## [WHAT THE TASK ASKS]
Output every line below exactly.

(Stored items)
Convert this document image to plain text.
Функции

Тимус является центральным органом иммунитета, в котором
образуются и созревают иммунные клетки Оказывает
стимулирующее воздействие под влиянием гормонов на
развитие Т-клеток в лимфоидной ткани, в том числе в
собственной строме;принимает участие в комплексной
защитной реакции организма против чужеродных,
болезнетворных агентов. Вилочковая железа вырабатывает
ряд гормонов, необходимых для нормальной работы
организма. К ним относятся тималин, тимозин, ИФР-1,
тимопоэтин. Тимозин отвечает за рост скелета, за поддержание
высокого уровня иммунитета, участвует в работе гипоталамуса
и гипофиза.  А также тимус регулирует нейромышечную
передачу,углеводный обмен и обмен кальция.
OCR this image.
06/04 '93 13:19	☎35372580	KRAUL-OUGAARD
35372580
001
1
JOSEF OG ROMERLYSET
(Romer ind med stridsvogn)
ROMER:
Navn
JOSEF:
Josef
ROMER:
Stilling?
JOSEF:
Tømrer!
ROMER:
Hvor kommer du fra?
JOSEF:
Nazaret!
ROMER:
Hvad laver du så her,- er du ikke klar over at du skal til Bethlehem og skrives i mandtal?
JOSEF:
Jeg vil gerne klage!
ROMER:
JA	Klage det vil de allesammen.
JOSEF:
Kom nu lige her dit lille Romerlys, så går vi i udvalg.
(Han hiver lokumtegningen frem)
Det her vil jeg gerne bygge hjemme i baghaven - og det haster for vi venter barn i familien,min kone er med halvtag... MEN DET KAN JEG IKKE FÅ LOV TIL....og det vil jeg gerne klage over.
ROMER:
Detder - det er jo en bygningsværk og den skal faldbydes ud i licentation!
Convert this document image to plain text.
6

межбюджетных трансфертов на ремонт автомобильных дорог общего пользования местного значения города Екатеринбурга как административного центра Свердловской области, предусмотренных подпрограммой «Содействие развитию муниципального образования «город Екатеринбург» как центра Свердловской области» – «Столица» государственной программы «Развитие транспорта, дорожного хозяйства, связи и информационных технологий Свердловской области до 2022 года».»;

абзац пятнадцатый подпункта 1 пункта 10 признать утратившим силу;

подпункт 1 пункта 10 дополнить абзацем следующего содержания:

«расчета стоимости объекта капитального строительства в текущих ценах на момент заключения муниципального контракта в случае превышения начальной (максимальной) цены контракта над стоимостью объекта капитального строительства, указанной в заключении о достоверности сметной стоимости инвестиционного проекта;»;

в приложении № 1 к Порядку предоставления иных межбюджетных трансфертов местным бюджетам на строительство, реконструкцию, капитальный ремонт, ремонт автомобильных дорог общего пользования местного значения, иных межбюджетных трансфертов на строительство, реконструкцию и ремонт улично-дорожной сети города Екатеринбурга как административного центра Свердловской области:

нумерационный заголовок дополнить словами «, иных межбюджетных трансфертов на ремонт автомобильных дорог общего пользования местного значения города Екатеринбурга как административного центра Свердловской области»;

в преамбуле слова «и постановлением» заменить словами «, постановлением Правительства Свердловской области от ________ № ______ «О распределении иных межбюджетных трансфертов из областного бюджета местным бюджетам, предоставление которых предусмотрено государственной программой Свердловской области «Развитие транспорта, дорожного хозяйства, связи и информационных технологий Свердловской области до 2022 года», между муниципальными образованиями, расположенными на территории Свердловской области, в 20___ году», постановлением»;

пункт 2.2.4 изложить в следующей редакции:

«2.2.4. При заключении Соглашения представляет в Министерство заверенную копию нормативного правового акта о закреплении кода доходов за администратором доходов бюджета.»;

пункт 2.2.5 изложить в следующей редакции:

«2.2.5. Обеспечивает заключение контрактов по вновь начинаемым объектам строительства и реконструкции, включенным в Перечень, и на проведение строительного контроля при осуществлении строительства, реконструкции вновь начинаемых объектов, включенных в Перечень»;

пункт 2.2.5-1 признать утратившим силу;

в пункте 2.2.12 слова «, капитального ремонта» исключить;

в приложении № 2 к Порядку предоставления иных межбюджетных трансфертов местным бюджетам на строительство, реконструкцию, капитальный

## [WRITTEN ANSWER]
Convert this document image to plain text.
Функции

Тимус является центральным органом иммунитета, в котором
образуются и созревают иммунные клетки Оказывает
стимулирующее воздействие под влиянием гормонов на
развитие Т-клеток в лимфоидной ткани, в том числе в
собственной строме;принимает участие в комплексной
защитной реакции организма против чужеродных,
болезнетворных агентов. Вилочковая железа вырабатывает
ряд гормонов, необходимых для нормальной работы
организма. К ним относятся тималин, тимозин, ИФР-1,
тимопоэтин. Тимозин отвечает за рост скелета, за поддержание
высокого уровня иммунитета, участвует в работе гипоталамуса
и гипофиза.  А также тимус регулирует нейромышечную
передачу,углеводный обмен и обмен кальция.
OCR this image.
06/04 '93 13:19	☎35372580	KRAUL-OUGAARD
35372580
001
1
JOSEF OG ROMERLYSET
(Romer ind med stridsvogn)
ROMER:
Navn
JOSEF:
Josef
ROMER:
Stilling?
JOSEF:
Tømrer!
ROMER:
Hvor kommer du fra?
JOSEF:
Nazaret!
ROMER:
Hvad laver du så her,- er du ikke klar over at du skal til Bethlehem og skrives i mandtal?
JOSEF:
Jeg vil gerne klage!
ROMER:
JA	Klage det vil de allesammen.
JOSEF:
Kom nu lige her dit lille Romerlys, så går vi i udvalg.
(Han hiver lokumtegningen frem)
Det her vil jeg gerne bygge hjemme i baghaven - og det haster for vi venter barn i familien,min kone er med halvtag... MEN DET KAN JEG IKKE FÅ LOV TIL....og det vil jeg gerne klage over.
ROMER:
Detder - det er jo en bygningsværk og den skal faldbydes ud i licentation!
Convert this document image to plain text.
6

межбюджетных трансфертов на ремонт автомобильных дорог общего пользования местного значения города Екатеринбурга как административного центра Свердловской области, предусмотренных подпрограммой «Содействие развитию муниципального образования «город Екатеринбург» как центра Свердловской области» – «Столица» государственной программы «Развитие транспорта, дорожного хозяйства, связи и информационных технологий Свердловской области до 2022 года».»;

абзац пятнадцатый подпункта 1 пункта 10 признать утратившим силу;

подпункт 1 пункта 10 дополнить абзацем следующего содержания:

«расчета стоимости объекта капитального строительства в текущих ценах на момент заключения муниципального контракта в случае превышения начальной (максимальной) цены контракта над стоимостью объекта капитального строительства, указанной в заключении о достоверности сметной стоимости инвестиционного проекта;»;

в приложении № 1 к Порядку предоставления иных межбюджетных трансфертов местным бюджетам на строительство, реконструкцию, капитальный ремонт, ремонт автомобильных дорог общего пользования местного значения, иных межбюджетных трансфертов на строительство, реконструкцию и ремонт улично-дорожной сети города Екатеринбурга как административного центра Свердловской области:

нумерационный заголовок дополнить словами «, иных межбюджетных трансфертов на ремонт автомобильных дорог общего пользования местного значения города Екатеринбурга как административного центра Свердловской области»;

в преамбуле слова «и постановлением» заменить словами «, постановлением Правительства Свердловской области от ________ № ______ «О распределении иных межбюджетных трансфертов из областного бюджета местным бюджетам, предоставление которых предусмотрено государственной программой Свердловской области «Развитие транспорта, дорожного хозяйства, связи и информационных технологий Свердловской области до 2022 года», между муниципальными образованиями, расположенными на территории Свердловской области, в 20___ году», постановлением»;

пункт 2.2.4 изложить в следующей редакции:

«2.2.4. При заключении Соглашения представляет в Министерство заверенную копию нормативного правового акта о закреплении кода доходов за администратором доходов бюджета.»;

пункт 2.2.5 изложить в следующей редакции:

«2.2.5. Обеспечивает заключение контрактов по вновь начинаемым объектам строительства и реконструкции, включенным в Перечень, и на проведение строительного контроля при осуществлении строительства, реконструкции вновь начинаемых объектов, включенных в Перечень»;

пункт 2.2.5-1 признать утратившим силу;

в пункте 2.2.12 слова «, капитального ремонта» исключить;

в приложении № 2 к Порядку предоставления иных межбюджетных трансфертов местным бюджетам на строительство, реконструкцию, капитальный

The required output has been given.